→ AIM
Tally up the lines that include "Universitatea" and state that number by itself.

(Records excerpted from a collection)
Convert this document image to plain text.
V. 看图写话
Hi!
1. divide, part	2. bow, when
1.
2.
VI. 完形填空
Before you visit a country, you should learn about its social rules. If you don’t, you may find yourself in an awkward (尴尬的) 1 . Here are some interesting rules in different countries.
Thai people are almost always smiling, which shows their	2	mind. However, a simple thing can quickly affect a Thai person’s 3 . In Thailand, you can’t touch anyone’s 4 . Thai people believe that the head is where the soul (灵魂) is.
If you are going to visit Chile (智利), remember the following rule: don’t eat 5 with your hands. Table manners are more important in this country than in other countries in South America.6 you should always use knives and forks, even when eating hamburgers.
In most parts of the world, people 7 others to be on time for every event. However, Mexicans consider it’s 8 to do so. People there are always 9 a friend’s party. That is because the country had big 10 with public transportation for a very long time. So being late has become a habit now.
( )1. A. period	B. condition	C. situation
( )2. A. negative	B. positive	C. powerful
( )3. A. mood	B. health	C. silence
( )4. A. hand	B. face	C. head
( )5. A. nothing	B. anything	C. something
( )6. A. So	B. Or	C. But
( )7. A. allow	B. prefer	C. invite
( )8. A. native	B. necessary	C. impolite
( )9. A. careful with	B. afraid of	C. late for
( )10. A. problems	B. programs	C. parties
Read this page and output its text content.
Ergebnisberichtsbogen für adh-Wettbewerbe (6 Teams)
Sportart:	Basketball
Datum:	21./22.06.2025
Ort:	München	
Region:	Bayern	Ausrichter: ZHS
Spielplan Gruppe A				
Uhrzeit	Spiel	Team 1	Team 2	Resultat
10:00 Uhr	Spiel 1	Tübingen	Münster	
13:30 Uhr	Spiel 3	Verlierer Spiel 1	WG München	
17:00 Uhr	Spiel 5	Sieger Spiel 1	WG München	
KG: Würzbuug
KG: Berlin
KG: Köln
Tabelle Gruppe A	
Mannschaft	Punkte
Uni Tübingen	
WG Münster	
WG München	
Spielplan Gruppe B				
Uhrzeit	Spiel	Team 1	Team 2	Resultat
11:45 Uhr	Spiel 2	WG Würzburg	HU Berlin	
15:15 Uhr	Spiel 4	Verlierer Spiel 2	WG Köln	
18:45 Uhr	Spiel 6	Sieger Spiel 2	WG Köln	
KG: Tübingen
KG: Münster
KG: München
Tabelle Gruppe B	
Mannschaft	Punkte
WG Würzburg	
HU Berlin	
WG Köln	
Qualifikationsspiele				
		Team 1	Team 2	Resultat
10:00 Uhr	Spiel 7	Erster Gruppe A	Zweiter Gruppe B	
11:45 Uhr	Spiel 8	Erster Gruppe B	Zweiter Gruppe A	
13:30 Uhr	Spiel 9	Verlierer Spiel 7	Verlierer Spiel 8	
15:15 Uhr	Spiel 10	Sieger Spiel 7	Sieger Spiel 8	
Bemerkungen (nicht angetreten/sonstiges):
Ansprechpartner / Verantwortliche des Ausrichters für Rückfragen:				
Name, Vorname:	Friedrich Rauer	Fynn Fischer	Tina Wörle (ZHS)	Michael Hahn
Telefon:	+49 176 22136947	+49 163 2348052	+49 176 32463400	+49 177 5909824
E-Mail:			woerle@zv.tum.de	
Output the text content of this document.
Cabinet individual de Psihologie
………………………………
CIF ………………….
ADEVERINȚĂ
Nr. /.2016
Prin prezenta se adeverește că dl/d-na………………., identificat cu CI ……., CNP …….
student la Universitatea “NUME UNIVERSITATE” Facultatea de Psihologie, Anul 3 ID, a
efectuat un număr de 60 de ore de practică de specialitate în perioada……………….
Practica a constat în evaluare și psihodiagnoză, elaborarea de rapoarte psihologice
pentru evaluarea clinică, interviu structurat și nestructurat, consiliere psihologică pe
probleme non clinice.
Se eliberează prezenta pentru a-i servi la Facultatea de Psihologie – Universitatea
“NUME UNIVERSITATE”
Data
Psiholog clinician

→ THE ANSWER
2